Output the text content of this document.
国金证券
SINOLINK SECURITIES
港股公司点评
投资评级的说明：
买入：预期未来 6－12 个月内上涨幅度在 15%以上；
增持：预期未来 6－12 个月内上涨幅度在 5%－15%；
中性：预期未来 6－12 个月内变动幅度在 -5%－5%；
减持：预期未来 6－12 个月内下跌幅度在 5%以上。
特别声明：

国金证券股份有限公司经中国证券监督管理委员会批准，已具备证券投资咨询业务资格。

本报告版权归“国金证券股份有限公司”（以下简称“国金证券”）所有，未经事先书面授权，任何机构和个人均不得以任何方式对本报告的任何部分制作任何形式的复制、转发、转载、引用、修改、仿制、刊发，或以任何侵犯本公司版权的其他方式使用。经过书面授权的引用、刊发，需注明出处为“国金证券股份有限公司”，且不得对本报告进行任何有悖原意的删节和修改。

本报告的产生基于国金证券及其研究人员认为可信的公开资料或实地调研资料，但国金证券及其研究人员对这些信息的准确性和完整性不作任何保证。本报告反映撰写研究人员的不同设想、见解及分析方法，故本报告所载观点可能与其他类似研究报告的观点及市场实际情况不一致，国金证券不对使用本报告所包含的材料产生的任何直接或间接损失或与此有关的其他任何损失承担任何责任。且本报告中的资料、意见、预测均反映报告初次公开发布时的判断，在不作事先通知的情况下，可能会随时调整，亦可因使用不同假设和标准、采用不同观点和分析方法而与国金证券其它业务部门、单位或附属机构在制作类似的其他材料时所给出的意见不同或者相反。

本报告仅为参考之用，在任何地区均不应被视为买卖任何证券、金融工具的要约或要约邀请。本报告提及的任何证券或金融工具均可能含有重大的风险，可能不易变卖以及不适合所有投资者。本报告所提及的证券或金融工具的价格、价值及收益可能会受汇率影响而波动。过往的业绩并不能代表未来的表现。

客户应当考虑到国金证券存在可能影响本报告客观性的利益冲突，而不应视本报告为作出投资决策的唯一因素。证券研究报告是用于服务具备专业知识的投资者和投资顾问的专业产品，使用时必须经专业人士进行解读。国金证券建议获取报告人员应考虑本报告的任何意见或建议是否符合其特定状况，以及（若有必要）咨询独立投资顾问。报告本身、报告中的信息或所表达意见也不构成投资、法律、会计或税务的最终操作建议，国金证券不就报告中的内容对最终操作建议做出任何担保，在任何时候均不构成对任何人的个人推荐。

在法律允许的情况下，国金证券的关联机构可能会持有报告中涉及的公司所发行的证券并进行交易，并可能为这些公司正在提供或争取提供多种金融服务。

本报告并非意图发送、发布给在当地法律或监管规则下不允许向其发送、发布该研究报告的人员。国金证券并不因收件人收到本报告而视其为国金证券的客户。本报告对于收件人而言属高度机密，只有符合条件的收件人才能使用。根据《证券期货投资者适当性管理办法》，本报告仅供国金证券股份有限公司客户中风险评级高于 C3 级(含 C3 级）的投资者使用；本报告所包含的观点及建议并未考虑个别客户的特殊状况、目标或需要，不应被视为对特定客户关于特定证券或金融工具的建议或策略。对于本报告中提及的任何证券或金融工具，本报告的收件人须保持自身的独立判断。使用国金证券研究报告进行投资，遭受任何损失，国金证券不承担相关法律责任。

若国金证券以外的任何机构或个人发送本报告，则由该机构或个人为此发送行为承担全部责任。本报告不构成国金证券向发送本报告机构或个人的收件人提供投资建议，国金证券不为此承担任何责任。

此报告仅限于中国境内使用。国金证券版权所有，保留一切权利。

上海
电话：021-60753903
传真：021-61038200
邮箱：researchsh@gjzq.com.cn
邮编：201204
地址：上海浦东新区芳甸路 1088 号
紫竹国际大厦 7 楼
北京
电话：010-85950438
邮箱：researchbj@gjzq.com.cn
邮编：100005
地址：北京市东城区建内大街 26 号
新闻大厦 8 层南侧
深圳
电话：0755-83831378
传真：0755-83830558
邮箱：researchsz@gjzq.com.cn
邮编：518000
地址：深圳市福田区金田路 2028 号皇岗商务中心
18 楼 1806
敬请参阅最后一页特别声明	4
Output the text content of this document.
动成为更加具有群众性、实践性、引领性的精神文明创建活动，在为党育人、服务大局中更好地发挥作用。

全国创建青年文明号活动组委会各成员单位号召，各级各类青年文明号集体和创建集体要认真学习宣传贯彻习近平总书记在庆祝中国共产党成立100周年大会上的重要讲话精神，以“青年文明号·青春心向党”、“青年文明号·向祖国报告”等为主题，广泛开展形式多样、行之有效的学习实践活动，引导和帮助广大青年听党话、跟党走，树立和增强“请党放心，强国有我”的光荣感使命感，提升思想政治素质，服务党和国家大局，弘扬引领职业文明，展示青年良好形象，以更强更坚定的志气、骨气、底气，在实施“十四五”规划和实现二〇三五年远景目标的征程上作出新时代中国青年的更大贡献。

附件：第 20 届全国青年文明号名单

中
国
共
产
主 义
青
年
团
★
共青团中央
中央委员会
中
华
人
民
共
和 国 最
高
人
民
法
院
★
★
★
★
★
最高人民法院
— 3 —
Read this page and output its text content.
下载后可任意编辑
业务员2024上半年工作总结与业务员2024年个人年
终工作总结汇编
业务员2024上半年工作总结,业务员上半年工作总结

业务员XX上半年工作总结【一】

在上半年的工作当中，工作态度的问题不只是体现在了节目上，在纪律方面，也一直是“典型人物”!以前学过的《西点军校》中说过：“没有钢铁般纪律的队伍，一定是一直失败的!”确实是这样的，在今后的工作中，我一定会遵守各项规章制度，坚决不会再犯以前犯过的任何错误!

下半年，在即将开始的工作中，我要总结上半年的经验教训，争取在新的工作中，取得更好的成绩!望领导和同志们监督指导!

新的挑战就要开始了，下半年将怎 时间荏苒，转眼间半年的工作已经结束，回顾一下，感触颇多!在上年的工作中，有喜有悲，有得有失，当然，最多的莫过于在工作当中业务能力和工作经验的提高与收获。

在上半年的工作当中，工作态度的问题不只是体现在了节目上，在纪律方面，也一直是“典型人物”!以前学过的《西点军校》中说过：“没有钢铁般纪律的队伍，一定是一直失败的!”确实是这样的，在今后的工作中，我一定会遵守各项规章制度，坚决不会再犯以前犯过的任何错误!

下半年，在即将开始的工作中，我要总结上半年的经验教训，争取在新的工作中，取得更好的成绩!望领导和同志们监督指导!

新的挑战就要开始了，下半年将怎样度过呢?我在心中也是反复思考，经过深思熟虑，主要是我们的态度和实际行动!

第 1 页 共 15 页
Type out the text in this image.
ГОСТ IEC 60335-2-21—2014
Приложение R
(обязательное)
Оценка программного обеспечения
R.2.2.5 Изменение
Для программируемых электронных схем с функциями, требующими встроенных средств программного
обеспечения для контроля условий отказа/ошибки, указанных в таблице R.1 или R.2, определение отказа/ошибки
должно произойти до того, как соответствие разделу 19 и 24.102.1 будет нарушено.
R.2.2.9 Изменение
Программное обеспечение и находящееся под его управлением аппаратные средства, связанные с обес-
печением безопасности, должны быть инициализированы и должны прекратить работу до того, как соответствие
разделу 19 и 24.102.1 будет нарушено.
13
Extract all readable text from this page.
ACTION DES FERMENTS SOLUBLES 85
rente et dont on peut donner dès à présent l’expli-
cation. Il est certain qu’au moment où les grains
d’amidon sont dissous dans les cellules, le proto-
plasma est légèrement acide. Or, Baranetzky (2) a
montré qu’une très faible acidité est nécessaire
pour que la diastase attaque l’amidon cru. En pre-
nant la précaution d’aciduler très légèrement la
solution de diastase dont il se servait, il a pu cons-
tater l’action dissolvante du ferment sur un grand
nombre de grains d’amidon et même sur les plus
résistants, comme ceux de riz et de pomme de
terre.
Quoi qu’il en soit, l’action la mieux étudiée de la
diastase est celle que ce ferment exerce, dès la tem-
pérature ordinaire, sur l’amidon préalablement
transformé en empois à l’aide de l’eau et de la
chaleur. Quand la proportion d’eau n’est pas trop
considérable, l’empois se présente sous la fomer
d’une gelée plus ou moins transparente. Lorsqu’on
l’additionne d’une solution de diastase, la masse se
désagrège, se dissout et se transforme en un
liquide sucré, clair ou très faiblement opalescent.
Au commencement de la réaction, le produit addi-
▬▬▬
EXERCISE AIM =>
Repeat exactly the lines from the line containing "Extract all readable text from this page." through the end of the listing above; both boundary lines are part of the output.

COMPLETE ANSWER =>
Extract all readable text from this page.
ACTION DES FERMENTS SOLUBLES 85
rente et dont on peut donner dès à présent l’expli-
cation. Il est certain qu’au moment où les grains
d’amidon sont dissous dans les cellules, le proto-
plasma est légèrement acide. Or, Baranetzky (2) a
montré qu’une très faible acidité est nécessaire
pour que la diastase attaque l’amidon cru. En pre-
nant la précaution d’aciduler très légèrement la
solution de diastase dont il se servait, il a pu cons-
tater l’action dissolvante du ferment sur un grand
nombre de grains d’amidon et même sur les plus
résistants, comme ceux de riz et de pomme de
terre.
Quoi qu’il en soit, l’action la mieux étudiée de la
diastase est celle que ce ferment exerce, dès la tem-
pérature ordinaire, sur l’amidon préalablement
transformé en empois à l’aide de l’eau et de la
chaleur. Quand la proportion d’eau n’est pas trop
considérable, l’empois se présente sous la fomer
d’une gelée plus ou moins transparente. Lorsqu’on
l’additionne d’une solution de diastase, la masse se
désagrège, se dissout et se transforme en un
liquide sucré, clair ou très faiblement opalescent.
Au commencement de la réaction, le produit addi-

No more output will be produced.